Exercise task
Could you write out every record below exactly, leaving out any pictures?

Listing
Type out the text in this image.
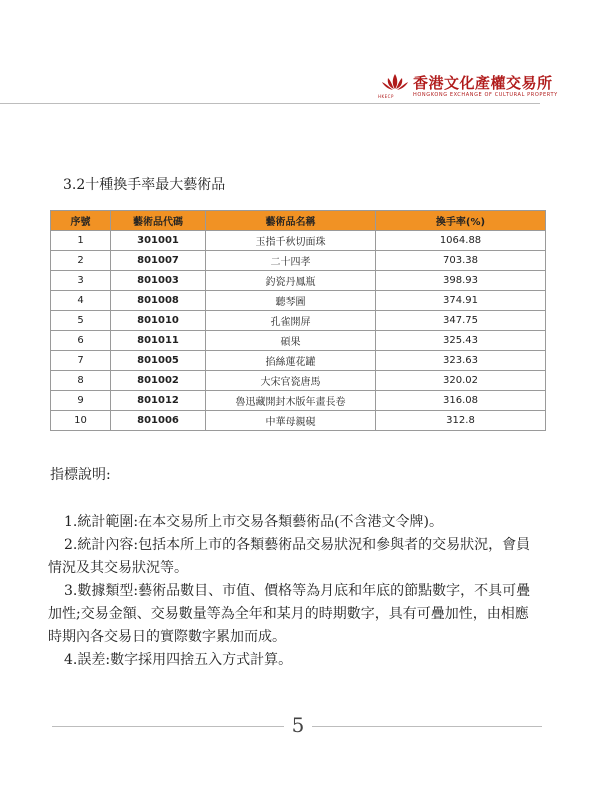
HKECP
香港文化產權交易所
HONGKONG EXCHANGE OF CULTURAL PROPERTY
3.2十種換手率最大藝術品
序號	藝術品代碼	藝術品名稱	換手率(%)
1	301001	玉指千秋切面珠	1064.88
2	801007	二十四孝	703.38
3	801003	釣瓷丹鳳瓶	398.93
4	801008	聽琴圖	374.91
5	801010	孔雀開屏	347.75
6	801011	碩果	325.43
7	801005	掐絲蓮花罐	323.63
8	801002	大宋官瓷唐馬	320.02
9	801012	魯迅藏開封木版年畫長卷	316.08
10	801006	中華母親硯	312.8
指標說明:

1.統計範圍:在本交易所上市交易各類藝術品(不含港文令牌)。

2.統計內容:包括本所上市的各類藝術品交易狀況和參與者的交易狀況，會員情況及其交易狀況等。

3.數據類型:藝術品數目、市值、價格等為月底和年底的節點數字，不具可疊加性;交易金額、交易數量等為全年和某月的時期數字，具有可疊加性，由相應時期內各交易日的實際數字累加而成。

4.誤差:數字採用四捨五入方式計算。

5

Completed exercise
Type out the text in this image.
HKECP
香港文化產權交易所
HONGKONG EXCHANGE OF CULTURAL PROPERTY
3.2十種換手率最大藝術品
序號	藝術品代碼	藝術品名稱	換手率(%)
1	301001	玉指千秋切面珠	1064.88
2	801007	二十四孝	703.38
3	801003	釣瓷丹鳳瓶	398.93
4	801008	聽琴圖	374.91
5	801010	孔雀開屏	347.75
6	801011	碩果	325.43
7	801005	掐絲蓮花罐	323.63
8	801002	大宋官瓷唐馬	320.02
9	801012	魯迅藏開封木版年畫長卷	316.08
10	801006	中華母親硯	312.8
指標說明:

1.統計範圍:在本交易所上市交易各類藝術品(不含港文令牌)。

2.統計內容:包括本所上市的各類藝術品交易狀況和參與者的交易狀況，會員情況及其交易狀況等。

3.數據類型:藝術品數目、市值、價格等為月底和年底的節點數字，不具可疊加性;交易金額、交易數量等為全年和某月的時期數字，具有可疊加性，由相應時期內各交易日的實際數字累加而成。

4.誤差:數字採用四捨五入方式計算。

5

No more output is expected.